§ Stated problem
Output the data that follows exactly, line for line.

§ Task inputs
begin
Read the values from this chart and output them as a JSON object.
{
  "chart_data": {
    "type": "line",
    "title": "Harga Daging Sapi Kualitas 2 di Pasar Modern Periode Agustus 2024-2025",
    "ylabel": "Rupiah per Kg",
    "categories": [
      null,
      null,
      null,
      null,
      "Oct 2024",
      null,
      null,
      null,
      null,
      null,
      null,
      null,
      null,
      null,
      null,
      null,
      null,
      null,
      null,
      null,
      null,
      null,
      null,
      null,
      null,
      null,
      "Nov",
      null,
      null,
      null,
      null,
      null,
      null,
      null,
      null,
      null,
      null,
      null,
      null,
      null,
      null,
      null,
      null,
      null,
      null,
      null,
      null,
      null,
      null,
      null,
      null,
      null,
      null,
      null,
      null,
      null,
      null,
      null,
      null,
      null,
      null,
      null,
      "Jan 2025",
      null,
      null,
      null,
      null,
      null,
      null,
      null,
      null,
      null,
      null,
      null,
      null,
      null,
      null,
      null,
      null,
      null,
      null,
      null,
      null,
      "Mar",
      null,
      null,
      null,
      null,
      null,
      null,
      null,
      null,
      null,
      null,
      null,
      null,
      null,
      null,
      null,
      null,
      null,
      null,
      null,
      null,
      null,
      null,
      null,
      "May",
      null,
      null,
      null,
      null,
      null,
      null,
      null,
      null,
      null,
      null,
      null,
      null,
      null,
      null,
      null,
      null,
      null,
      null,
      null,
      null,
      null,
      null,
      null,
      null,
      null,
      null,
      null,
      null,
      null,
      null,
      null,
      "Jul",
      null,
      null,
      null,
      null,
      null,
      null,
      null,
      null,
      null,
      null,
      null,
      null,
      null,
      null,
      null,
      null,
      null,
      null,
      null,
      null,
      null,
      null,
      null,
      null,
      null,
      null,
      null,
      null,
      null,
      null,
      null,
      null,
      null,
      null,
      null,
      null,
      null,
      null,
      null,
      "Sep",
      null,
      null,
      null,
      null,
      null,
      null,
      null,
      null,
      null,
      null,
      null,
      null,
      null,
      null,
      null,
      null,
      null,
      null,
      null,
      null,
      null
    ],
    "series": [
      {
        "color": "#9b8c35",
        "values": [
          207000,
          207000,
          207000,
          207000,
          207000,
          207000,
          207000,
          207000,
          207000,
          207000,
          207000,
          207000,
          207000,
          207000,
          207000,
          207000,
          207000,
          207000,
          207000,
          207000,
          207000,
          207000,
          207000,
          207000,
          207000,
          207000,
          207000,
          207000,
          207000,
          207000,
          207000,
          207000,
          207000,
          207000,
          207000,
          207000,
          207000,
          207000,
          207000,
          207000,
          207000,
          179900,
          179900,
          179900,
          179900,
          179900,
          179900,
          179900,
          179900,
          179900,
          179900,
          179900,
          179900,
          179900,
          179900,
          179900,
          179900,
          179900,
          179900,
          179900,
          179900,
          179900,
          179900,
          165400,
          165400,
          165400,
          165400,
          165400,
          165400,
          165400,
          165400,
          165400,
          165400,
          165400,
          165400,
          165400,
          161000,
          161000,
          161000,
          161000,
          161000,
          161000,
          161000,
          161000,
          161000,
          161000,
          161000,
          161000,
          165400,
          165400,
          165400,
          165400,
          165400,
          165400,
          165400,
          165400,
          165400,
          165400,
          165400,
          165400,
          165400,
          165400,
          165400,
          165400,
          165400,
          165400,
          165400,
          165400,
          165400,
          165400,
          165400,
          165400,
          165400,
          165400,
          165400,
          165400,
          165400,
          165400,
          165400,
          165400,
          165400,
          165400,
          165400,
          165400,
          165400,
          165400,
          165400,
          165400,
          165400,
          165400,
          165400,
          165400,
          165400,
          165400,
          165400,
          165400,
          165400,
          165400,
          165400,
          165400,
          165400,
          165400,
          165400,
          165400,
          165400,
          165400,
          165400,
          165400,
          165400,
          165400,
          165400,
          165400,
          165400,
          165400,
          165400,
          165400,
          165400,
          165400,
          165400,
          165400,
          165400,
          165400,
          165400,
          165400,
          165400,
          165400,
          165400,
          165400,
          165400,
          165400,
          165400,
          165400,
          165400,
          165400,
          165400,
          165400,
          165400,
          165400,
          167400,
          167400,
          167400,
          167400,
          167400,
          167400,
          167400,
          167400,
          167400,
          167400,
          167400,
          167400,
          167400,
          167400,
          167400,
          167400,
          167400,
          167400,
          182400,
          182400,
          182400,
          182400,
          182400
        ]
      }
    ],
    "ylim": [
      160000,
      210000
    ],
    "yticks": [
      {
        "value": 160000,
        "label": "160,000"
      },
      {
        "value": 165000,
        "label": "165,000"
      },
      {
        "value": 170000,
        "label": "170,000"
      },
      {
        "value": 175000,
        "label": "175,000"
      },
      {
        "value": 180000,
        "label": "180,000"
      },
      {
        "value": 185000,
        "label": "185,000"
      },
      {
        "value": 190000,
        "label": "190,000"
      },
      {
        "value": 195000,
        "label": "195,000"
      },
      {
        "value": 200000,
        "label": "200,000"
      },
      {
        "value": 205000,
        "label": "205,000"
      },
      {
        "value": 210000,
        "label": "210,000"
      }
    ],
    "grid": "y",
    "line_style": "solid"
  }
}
end
§ Output of the task
Read the values from this chart and output them as a JSON object.
{
  "chart_data": {
    "type": "line",
    "title": "Harga Daging Sapi Kualitas 2 di Pasar Modern Periode Agustus 2024-2025",
    "ylabel": "Rupiah per Kg",
    "categories": [
      null,
      null,
      null,
      null,
      "Oct 2024",
      null,
      null,
      null,
      null,
      null,
      null,
      null,
      null,
      null,
      null,
      null,
      null,
      null,
      null,
      null,
      null,
      null,
      null,
      null,
      null,
      null,
      "Nov",
      null,
      null,
      null,
      null,
      null,
      null,
      null,
      null,
      null,
      null,
      null,
      null,
      null,
      null,
      null,
      null,
      null,
      null,
      null,
      null,
      null,
      null,
      null,
      null,
      null,
      null,
      null,
      null,
      null,
      null,
      null,
      null,
      null,
      null,
      null,
      "Jan 2025",
      null,
      null,
      null,
      null,
      null,
      null,
      null,
      null,
      null,
      null,
      null,
      null,
      null,
      null,
      null,
      null,
      null,
      null,
      null,
      null,
      "Mar",
      null,
      null,
      null,
      null,
      null,
      null,
      null,
      null,
      null,
      null,
      null,
      null,
      null,
      null,
      null,
      null,
      null,
      null,
      null,
      null,
      null,
      null,
      null,
      "May",
      null,
      null,
      null,
      null,
      null,
      null,
      null,
      null,
      null,
      null,
      null,
      null,
      null,
      null,
      null,
      null,
      null,
      null,
      null,
      null,
      null,
      null,
      null,
      null,
      null,
      null,
      null,
      null,
      null,
      null,
      null,
      "Jul",
      null,
      null,
      null,
      null,
      null,
      null,
      null,
      null,
      null,
      null,
      null,
      null,
      null,
      null,
      null,
      null,
      null,
      null,
      null,
      null,
      null,
      null,
      null,
      null,
      null,
      null,
      null,
      null,
      null,
      null,
      null,
      null,
      null,
      null,
      null,
      null,
      null,
      null,
      null,
      "Sep",
      null,
      null,
      null,
      null,
      null,
      null,
      null,
      null,
      null,
      null,
      null,
      null,
      null,
      null,
      null,
      null,
      null,
      null,
      null,
      null,
      null
    ],
    "series": [
      {
        "color": "#9b8c35",
        "values": [
          207000,
          207000,
          207000,
          207000,
          207000,
          207000,
          207000,
          207000,
          207000,
          207000,
          207000,
          207000,
          207000,
          207000,
          207000,
          207000,
          207000,
          207000,
          207000,
          207000,
          207000,
          207000,
          207000,
          207000,
          207000,
          207000,
          207000,
          207000,
          207000,
          207000,
          207000,
          207000,
          207000,
          207000,
          207000,
          207000,
          207000,
          207000,
          207000,
          207000,
          207000,
          179900,
          179900,
          179900,
          179900,
          179900,
          179900,
          179900,
          179900,
          179900,
          179900,
          179900,
          179900,
          179900,
          179900,
          179900,
          179900,
          179900,
          179900,
          179900,
          179900,
          179900,
          179900,
          165400,
          165400,
          165400,
          165400,
          165400,
          165400,
          165400,
          165400,
          165400,
          165400,
          165400,
          165400,
          165400,
          161000,
          161000,
          161000,
          161000,
          161000,
          161000,
          161000,
          161000,
          161000,
          161000,
          161000,
          161000,
          165400,
          165400,
          165400,
          165400,
          165400,
          165400,
          165400,
          165400,
          165400,
          165400,
          165400,
          165400,
          165400,
          165400,
          165400,
          165400,
          165400,
          165400,
          165400,
          165400,
          165400,
          165400,
          165400,
          165400,
          165400,
          165400,
          165400,
          165400,
          165400,
          165400,
          165400,
          165400,
          165400,
          165400,
          165400,
          165400,
          165400,
          165400,
          165400,
          165400,
          165400,
          165400,
          165400,
          165400,
          165400,
          165400,
          165400,
          165400,
          165400,
          165400,
          165400,
          165400,
          165400,
          165400,
          165400,
          165400,
          165400,
          165400,
          165400,
          165400,
          165400,
          165400,
          165400,
          165400,
          165400,
          165400,
          165400,
          165400,
          165400,
          165400,
          165400,
          165400,
          165400,
          165400,
          165400,
          165400,
          165400,
          165400,
          165400,
          165400,
          165400,
          165400,
          165400,
          165400,
          165400,
          165400,
          165400,
          165400,
          165400,
          165400,
          167400,
          167400,
          167400,
          167400,
          167400,
          167400,
          167400,
          167400,
          167400,
          167400,
          167400,
          167400,
          167400,
          167400,
          167400,
          167400,
          167400,
          167400,
          182400,
          182400,
          182400,
          182400,
          182400
        ]
      }
    ],
    "ylim": [
      160000,
      210000
    ],
    "yticks": [
      {
        "value": 160000,
        "label": "160,000"
      },
      {
        "value": 165000,
        "label": "165,000"
      },
      {
        "value": 170000,
        "label": "170,000"
      },
      {
        "value": 175000,
        "label": "175,000"
      },
      {
        "value": 180000,
        "label": "180,000"
      },
      {
        "value": 185000,
        "label": "185,000"
      },
      {
        "value": 190000,
        "label": "190,000"
      },
      {
        "value": 195000,
        "label": "195,000"
      },
      {
        "value": 200000,
        "label": "200,000"
      },
      {
        "value": 205000,
        "label": "205,000"
      },
      {
        "value": 210000,
        "label": "210,000"
      }
    ],
    "grid": "y",
    "line_style": "solid"
  }
}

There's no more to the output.